Brief
Reproduce the mailing-list post on reader-writer lock ordering verbatim, character for character.

start Extract provided

D const enables multi-reader synchronization

"Jérôme M. Berger" jeberger at free.fr
Mon Jun 14 14:05:59 PDT 2010


Tomek Sowiński wrote:
> 3. If answer to 2. is yes, how do we tackle write-starvation? In a
> read-mostly scenario the mutating thread may be held up forever.
> 
	I'd say that as soon as someone requests the write lock, nobody can
get the read lock anymore. Then when the current readers release the
lock, the writer gets it. So you can have the following sequence of
events:

1. R1 requests the read lock and gets it;
2. R2 requests the read lock and gets it;
3. W1 requests the write lock and waits;
4. R3 requests the read lock and waits;
5. R4 requests the read lock and waits;
6. R1 and R2 release the lock, W1 gets it;
7. W2 requests the write lock and waits;
8. W1 releases the lock, R3 and R4 get it (since they requested the
lock before W2);
9. R5 requests the read lock and waits (since W2 is already waiting
for the write lock);
10. R3 and R4 release the lock, W2 gets it;
11. W2 releases the lock, R5 gets it.

end Extract provided
start Information given

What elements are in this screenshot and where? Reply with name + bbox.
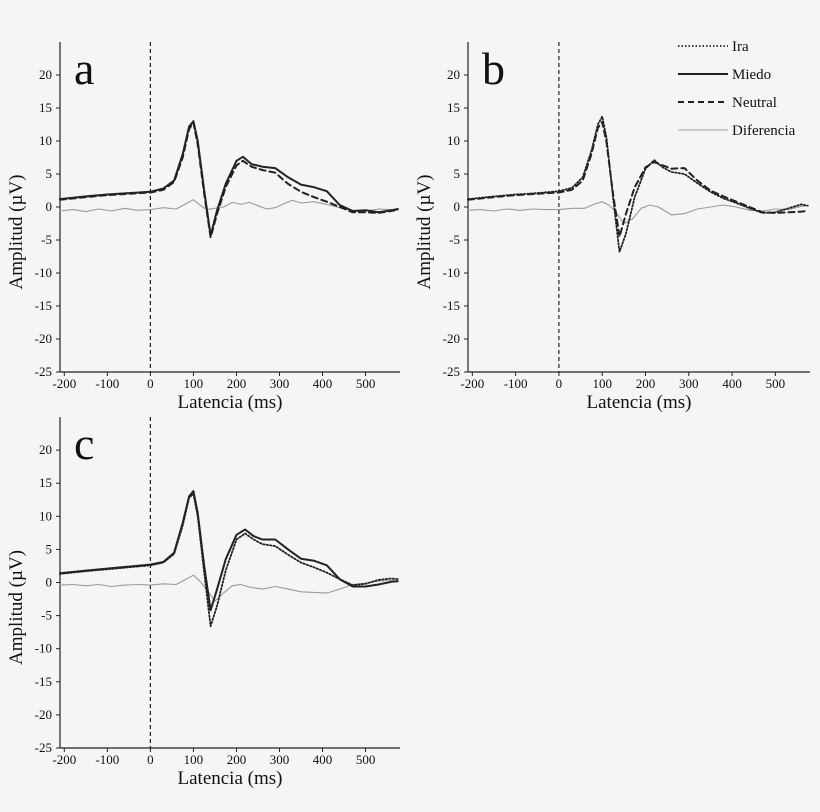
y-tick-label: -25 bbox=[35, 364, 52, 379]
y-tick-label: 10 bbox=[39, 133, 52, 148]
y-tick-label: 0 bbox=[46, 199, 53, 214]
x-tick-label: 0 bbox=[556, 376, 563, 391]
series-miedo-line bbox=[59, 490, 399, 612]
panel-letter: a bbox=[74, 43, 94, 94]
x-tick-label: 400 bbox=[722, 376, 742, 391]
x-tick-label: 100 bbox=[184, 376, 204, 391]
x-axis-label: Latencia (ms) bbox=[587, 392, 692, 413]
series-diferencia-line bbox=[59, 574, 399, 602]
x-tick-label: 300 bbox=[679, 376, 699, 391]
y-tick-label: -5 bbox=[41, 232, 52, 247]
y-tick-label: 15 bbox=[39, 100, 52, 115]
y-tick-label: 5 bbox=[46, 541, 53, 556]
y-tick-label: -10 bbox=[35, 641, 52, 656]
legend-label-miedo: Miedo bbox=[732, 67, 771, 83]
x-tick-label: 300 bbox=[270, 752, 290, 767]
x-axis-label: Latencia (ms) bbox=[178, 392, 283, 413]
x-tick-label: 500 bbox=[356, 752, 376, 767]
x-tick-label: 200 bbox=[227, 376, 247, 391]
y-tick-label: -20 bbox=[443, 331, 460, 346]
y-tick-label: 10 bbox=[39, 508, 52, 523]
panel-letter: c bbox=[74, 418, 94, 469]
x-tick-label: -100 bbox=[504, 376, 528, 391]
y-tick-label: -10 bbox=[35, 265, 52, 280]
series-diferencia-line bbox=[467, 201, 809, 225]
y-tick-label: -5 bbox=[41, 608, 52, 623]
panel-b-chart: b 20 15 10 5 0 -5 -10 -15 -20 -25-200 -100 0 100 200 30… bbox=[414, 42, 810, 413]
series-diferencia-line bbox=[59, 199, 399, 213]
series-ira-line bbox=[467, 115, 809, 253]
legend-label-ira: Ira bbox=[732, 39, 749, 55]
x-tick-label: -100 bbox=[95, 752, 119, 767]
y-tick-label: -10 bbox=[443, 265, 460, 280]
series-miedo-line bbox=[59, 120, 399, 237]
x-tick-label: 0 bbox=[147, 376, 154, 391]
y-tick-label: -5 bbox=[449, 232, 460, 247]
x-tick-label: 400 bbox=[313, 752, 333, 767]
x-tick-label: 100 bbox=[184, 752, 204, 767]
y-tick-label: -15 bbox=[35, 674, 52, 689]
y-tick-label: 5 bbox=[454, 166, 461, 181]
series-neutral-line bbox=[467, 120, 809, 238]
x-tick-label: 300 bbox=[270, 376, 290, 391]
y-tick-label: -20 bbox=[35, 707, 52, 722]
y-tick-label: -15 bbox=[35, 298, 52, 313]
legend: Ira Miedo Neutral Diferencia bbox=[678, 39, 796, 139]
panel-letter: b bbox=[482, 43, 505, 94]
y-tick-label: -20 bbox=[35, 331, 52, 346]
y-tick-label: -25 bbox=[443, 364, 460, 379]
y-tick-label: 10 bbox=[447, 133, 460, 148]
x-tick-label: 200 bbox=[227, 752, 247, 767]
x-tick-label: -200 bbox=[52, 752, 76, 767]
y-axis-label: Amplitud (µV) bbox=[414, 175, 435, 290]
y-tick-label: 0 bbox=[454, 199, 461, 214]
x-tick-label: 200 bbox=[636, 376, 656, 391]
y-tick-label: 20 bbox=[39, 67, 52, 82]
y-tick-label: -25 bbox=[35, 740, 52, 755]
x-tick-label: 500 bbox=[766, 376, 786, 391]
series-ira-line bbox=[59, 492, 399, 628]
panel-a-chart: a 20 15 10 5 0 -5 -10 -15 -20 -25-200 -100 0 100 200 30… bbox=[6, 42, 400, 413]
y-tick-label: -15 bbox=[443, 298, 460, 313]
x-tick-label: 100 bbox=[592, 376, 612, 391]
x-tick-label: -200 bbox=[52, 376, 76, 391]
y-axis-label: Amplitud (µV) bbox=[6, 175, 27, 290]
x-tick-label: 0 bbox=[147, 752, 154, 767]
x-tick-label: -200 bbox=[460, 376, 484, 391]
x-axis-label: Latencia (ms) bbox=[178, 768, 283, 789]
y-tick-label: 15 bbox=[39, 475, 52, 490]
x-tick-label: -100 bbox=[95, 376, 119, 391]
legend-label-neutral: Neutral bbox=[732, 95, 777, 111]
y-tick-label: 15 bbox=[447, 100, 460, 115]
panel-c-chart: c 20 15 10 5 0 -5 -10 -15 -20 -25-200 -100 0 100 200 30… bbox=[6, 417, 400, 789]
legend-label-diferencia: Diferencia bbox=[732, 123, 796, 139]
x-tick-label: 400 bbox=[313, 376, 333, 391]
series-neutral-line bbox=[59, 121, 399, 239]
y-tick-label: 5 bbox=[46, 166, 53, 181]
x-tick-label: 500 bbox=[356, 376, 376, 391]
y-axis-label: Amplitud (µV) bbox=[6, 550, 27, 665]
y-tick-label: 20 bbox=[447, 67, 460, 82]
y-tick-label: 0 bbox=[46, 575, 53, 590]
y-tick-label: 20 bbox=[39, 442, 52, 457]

end Information given
start Information given

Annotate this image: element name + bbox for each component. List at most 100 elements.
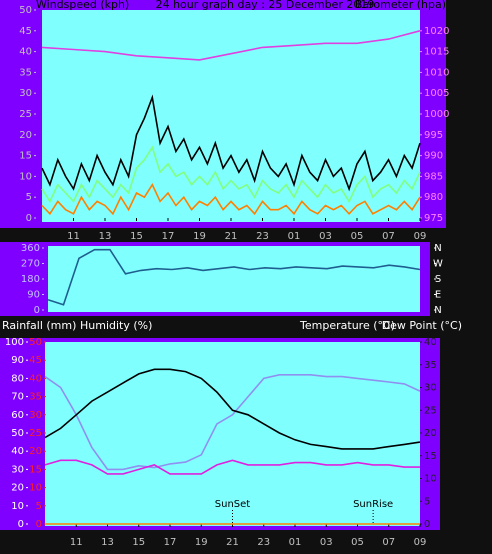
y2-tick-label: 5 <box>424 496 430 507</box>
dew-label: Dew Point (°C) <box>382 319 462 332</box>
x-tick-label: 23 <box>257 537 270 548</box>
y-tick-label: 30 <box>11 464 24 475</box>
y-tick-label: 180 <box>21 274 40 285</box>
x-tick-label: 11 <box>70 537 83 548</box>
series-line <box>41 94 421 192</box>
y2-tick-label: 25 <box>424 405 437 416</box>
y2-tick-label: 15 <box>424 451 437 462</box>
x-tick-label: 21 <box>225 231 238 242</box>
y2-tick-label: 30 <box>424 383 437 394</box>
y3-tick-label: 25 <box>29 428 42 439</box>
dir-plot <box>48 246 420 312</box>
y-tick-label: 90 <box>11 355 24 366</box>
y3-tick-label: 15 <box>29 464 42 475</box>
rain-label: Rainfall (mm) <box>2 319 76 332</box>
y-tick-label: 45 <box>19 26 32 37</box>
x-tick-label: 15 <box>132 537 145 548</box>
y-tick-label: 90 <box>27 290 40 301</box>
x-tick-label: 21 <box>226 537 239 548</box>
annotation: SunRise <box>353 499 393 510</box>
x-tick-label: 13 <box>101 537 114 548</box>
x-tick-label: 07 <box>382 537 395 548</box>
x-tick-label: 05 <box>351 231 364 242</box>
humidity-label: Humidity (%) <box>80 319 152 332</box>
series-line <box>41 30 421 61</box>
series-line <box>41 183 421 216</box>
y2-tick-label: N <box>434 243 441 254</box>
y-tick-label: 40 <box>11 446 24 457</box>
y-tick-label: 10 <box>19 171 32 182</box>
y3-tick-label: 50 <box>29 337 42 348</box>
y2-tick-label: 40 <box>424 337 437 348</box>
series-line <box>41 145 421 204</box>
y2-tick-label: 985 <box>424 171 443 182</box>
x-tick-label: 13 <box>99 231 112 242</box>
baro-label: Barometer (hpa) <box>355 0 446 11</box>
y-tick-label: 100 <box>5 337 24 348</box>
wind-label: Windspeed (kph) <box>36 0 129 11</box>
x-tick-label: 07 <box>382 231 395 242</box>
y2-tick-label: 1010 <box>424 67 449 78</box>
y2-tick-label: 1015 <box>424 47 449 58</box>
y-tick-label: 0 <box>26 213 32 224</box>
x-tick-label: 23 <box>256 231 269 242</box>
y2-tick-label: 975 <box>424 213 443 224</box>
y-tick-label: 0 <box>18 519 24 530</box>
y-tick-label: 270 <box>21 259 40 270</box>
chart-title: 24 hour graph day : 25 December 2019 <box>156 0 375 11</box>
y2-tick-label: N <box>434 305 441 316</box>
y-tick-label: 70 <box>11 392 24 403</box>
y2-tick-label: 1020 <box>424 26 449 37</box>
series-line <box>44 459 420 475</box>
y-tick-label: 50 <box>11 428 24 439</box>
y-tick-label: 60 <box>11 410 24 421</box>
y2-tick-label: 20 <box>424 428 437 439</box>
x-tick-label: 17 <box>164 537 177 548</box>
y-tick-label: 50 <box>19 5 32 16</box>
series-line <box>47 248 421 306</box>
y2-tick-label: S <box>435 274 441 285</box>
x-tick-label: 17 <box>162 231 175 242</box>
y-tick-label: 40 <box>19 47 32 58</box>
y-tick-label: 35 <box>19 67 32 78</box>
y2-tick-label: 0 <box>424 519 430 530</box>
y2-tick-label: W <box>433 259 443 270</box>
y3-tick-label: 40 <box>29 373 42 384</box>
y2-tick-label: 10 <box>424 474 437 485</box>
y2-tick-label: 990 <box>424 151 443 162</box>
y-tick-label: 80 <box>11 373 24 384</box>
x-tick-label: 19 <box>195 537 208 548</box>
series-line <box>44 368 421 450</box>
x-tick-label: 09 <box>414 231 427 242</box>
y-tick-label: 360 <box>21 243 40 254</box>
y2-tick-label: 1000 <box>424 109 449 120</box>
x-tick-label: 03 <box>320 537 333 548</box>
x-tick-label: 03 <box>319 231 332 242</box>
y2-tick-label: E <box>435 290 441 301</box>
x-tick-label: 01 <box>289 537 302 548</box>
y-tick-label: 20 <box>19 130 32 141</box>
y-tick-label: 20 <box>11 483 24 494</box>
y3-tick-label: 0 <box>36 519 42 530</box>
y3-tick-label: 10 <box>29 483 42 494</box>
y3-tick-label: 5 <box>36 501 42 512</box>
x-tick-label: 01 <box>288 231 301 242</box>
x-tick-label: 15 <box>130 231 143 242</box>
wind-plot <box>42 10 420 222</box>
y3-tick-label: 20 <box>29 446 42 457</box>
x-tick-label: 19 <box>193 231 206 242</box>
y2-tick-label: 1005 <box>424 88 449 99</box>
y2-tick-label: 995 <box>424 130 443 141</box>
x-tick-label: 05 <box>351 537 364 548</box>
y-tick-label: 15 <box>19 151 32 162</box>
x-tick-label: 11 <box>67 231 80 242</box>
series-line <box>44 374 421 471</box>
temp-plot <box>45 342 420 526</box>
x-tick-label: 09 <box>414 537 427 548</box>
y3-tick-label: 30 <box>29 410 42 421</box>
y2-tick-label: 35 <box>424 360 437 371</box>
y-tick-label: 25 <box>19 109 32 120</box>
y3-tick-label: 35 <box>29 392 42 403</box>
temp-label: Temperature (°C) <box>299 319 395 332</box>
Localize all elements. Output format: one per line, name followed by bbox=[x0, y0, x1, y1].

end Information given

Result
D const enables multi-reader synchronization

"Jérôme M. Berger" jeberger at free.fr
Mon Jun 14 14:05:59 PDT 2010


Tomek Sowiński wrote:
> 3. If answer to 2. is yes, how do we tackle write-starvation? In a
> read-mostly scenario the mutating thread may be held up forever.
> 
	I'd say that as soon as someone requests the write lock, nobody can
get the read lock anymore. Then when the current readers release the
lock, the writer gets it. So you can have the following sequence of
events:

1. R1 requests the read lock and gets it;
2. R2 requests the read lock and gets it;
3. W1 requests the write lock and waits;
4. R3 requests the read lock and waits;
5. R4 requests the read lock and waits;
6. R1 and R2 release the lock, W1 gets it;
7. W2 requests the write lock and waits;
8. W1 releases the lock, R3 and R4 get it (since they requested the
lock before W2);
9. R5 requests the read lock and waits (since W2 is already waiting
for the write lock);
10. R3 and R4 release the lock, W2 gets it;
11. W2 releases the lock, R5 gets it.